> [TASK DESCRIPTION]
Output the data below in full, character for character.

> [RECORDS SHOWN]
^^^^

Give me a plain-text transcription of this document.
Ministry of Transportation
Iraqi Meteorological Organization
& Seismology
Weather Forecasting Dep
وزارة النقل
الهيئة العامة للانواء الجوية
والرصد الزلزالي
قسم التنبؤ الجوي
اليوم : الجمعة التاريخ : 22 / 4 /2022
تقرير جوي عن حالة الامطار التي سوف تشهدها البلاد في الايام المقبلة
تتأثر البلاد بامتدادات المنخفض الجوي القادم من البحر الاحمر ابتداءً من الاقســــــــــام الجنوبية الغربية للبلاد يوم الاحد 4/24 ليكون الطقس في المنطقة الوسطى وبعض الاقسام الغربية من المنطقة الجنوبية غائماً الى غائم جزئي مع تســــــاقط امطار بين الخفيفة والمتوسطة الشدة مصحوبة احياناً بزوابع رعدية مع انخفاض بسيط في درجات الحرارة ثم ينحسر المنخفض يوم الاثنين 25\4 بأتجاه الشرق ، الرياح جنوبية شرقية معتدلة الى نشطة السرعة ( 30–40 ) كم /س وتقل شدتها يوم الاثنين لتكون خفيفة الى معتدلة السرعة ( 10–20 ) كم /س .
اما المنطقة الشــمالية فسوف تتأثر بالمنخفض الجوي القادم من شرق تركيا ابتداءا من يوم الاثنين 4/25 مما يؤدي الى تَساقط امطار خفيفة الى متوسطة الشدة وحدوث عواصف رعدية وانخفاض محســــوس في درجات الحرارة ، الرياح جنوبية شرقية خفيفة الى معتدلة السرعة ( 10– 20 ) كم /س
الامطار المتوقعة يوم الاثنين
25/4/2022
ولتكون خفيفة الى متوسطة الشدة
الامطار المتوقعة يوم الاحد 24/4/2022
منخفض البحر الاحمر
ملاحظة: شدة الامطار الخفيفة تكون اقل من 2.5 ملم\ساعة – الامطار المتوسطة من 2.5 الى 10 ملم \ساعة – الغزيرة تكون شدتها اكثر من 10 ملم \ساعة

^^^^

> [WRITTEN SOLUTION]
Give me a plain-text transcription of this document.
Ministry of Transportation
Iraqi Meteorological Organization
& Seismology
Weather Forecasting Dep
وزارة النقل
الهيئة العامة للانواء الجوية
والرصد الزلزالي
قسم التنبؤ الجوي
اليوم : الجمعة التاريخ : 22 / 4 /2022
تقرير جوي عن حالة الامطار التي سوف تشهدها البلاد في الايام المقبلة
تتأثر البلاد بامتدادات المنخفض الجوي القادم من البحر الاحمر ابتداءً من الاقســــــــــام الجنوبية الغربية للبلاد يوم الاحد 4/24 ليكون الطقس في المنطقة الوسطى وبعض الاقسام الغربية من المنطقة الجنوبية غائماً الى غائم جزئي مع تســــــاقط امطار بين الخفيفة والمتوسطة الشدة مصحوبة احياناً بزوابع رعدية مع انخفاض بسيط في درجات الحرارة ثم ينحسر المنخفض يوم الاثنين 25\4 بأتجاه الشرق ، الرياح جنوبية شرقية معتدلة الى نشطة السرعة ( 30–40 ) كم /س وتقل شدتها يوم الاثنين لتكون خفيفة الى معتدلة السرعة ( 10–20 ) كم /س .
اما المنطقة الشــمالية فسوف تتأثر بالمنخفض الجوي القادم من شرق تركيا ابتداءا من يوم الاثنين 4/25 مما يؤدي الى تَساقط امطار خفيفة الى متوسطة الشدة وحدوث عواصف رعدية وانخفاض محســــوس في درجات الحرارة ، الرياح جنوبية شرقية خفيفة الى معتدلة السرعة ( 10– 20 ) كم /س
الامطار المتوقعة يوم الاثنين
25/4/2022
ولتكون خفيفة الى متوسطة الشدة
الامطار المتوقعة يوم الاحد 24/4/2022
منخفض البحر الاحمر
ملاحظة: شدة الامطار الخفيفة تكون اقل من 2.5 ملم\ساعة – الامطار المتوسطة من 2.5 الى 10 ملم \ساعة – الغزيرة تكون شدتها اكثر من 10 ملم \ساعة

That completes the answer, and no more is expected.